Entries supplied

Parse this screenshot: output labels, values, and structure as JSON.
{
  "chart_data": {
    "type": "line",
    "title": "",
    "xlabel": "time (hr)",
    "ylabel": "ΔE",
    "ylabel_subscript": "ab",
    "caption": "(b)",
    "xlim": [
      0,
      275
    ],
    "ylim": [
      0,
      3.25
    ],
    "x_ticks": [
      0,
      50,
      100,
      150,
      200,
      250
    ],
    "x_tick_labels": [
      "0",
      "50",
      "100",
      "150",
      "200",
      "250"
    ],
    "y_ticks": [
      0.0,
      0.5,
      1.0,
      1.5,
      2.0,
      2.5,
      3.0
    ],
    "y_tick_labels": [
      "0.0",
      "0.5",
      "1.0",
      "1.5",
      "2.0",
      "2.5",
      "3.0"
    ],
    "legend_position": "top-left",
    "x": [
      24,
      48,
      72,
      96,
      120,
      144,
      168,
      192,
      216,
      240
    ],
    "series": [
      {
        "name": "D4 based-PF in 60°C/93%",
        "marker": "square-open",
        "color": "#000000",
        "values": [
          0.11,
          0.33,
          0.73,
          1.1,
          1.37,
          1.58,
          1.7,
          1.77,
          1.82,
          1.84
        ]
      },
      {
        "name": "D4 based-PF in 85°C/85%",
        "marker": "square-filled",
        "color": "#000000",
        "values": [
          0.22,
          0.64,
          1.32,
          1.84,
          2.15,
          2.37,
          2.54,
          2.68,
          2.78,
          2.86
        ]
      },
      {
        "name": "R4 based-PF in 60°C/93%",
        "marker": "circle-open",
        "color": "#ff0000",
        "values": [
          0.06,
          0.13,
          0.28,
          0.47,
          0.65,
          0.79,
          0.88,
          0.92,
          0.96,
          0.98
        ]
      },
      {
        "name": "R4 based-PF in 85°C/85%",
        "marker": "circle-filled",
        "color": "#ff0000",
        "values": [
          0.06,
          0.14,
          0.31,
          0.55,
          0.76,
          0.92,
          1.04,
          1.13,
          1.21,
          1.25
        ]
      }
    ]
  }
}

What the task asks
Reproduce the listing above word for word.

Output for this task
Parse this screenshot: output labels, values, and structure as JSON.
{
  "chart_data": {
    "type": "line",
    "title": "",
    "xlabel": "time (hr)",
    "ylabel": "ΔE",
    "ylabel_subscript": "ab",
    "caption": "(b)",
    "xlim": [
      0,
      275
    ],
    "ylim": [
      0,
      3.25
    ],
    "x_ticks": [
      0,
      50,
      100,
      150,
      200,
      250
    ],
    "x_tick_labels": [
      "0",
      "50",
      "100",
      "150",
      "200",
      "250"
    ],
    "y_ticks": [
      0.0,
      0.5,
      1.0,
      1.5,
      2.0,
      2.5,
      3.0
    ],
    "y_tick_labels": [
      "0.0",
      "0.5",
      "1.0",
      "1.5",
      "2.0",
      "2.5",
      "3.0"
    ],
    "legend_position": "top-left",
    "x": [
      24,
      48,
      72,
      96,
      120,
      144,
      168,
      192,
      216,
      240
    ],
    "series": [
      {
        "name": "D4 based-PF in 60°C/93%",
        "marker": "square-open",
        "color": "#000000",
        "values": [
          0.11,
          0.33,
          0.73,
          1.1,
          1.37,
          1.58,
          1.7,
          1.77,
          1.82,
          1.84
        ]
      },
      {
        "name": "D4 based-PF in 85°C/85%",
        "marker": "square-filled",
        "color": "#000000",
        "values": [
          0.22,
          0.64,
          1.32,
          1.84,
          2.15,
          2.37,
          2.54,
          2.68,
          2.78,
          2.86
        ]
      },
      {
        "name": "R4 based-PF in 60°C/93%",
        "marker": "circle-open",
        "color": "#ff0000",
        "values": [
          0.06,
          0.13,
          0.28,
          0.47,
          0.65,
          0.79,
          0.88,
          0.92,
          0.96,
          0.98
        ]
      },
      {
        "name": "R4 based-PF in 85°C/85%",
        "marker": "circle-filled",
        "color": "#ff0000",
        "values": [
          0.06,
          0.14,
          0.31,
          0.55,
          0.76,
          0.92,
          1.04,
          1.13,
          1.21,
          1.25
        ]
      }
    ]
  }
}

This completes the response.